**TEXT EXCERPT**
+ + +
Will keep you updated, but watch Catalin Cimpanu on Bleepingcomputer and Kevin Beaumont on Twitter (@GossiTheDog aka Beaumont Porg, Esq) for reliable info.
Steve Ragan has multiple details in CSO.
What should you do? Don’t sweat it. Make sure you have MS17-010 installed. As long as you aren’t connected to a corporate network (where the WinDAV infection vector may come into play), you’re fine. If you’re worried about getting stung on a corporate network, there’s a detailed step-by-step vaccination description on Cybereason which involves creating two files, infpub.dat and cscc.dat, and blocking access to them (turning off “inherited permissions”).
Idle thought: I wonder if the Win10 FCU ransomware blocker “Controlled folder access” effectively blocks Bad Rabbit? No, I’m not going to try it.
UPDATES:
Bleepingcomputer post is up.
+ + +
**DATA SECTION**
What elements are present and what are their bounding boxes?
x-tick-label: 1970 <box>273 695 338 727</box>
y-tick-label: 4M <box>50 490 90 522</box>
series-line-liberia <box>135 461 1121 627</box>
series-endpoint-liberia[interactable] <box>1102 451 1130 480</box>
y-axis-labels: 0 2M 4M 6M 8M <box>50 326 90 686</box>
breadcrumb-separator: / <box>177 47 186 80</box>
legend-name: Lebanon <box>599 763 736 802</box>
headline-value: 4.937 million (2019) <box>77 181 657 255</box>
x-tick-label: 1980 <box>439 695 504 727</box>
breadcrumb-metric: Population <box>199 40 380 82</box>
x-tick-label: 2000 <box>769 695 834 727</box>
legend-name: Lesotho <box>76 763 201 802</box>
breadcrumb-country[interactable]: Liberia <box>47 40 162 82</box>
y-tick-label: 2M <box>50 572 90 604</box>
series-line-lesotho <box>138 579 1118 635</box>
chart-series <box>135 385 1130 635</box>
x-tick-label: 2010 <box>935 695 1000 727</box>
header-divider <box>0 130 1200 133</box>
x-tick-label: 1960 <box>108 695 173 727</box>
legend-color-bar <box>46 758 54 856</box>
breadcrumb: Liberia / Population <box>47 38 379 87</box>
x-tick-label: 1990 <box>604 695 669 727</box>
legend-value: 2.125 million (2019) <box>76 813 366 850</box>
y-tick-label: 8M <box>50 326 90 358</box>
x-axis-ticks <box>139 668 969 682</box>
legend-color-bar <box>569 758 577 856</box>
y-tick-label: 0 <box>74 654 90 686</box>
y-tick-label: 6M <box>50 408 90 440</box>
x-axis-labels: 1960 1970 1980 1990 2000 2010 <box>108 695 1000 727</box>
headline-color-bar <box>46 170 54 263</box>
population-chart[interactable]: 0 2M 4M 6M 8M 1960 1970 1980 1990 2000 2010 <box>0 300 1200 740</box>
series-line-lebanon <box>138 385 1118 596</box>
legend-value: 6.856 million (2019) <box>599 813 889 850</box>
+ + +
**WHAT YOU WILL DO**
1. Repeat the stretch of the Bad Rabbit excerpt from "Will keep you" through "details in CSO.", word for word.
2. Recast the paragraph of the Bad Rabbit excerpt that begins "What should you do?" as a short bulleted list, keeping its main facts.

**WRITTEN RESPONSES**
1.
Will keep you updated, but watch Catalin Cimpanu on Bleepingcomputer and Kevin Beaumont on Twitter (@GossiTheDog aka Beaumont Porg, Esq) for reliable info.
Steve Ragan has multiple details in CSO.

2.
- Don't sweat it.
- Make sure MS17-010 is installed.
- If you aren't connected to a corporate network, you're fine. On a corporate network, the WinDAV infection vector may come into play.
- If you're worried about a corporate network, Cybereason has a detailed step-by-step vaccination description:
  - Create two files, infpub.dat and cscc.dat.
  - Block access to them by turning off "inherited permissions."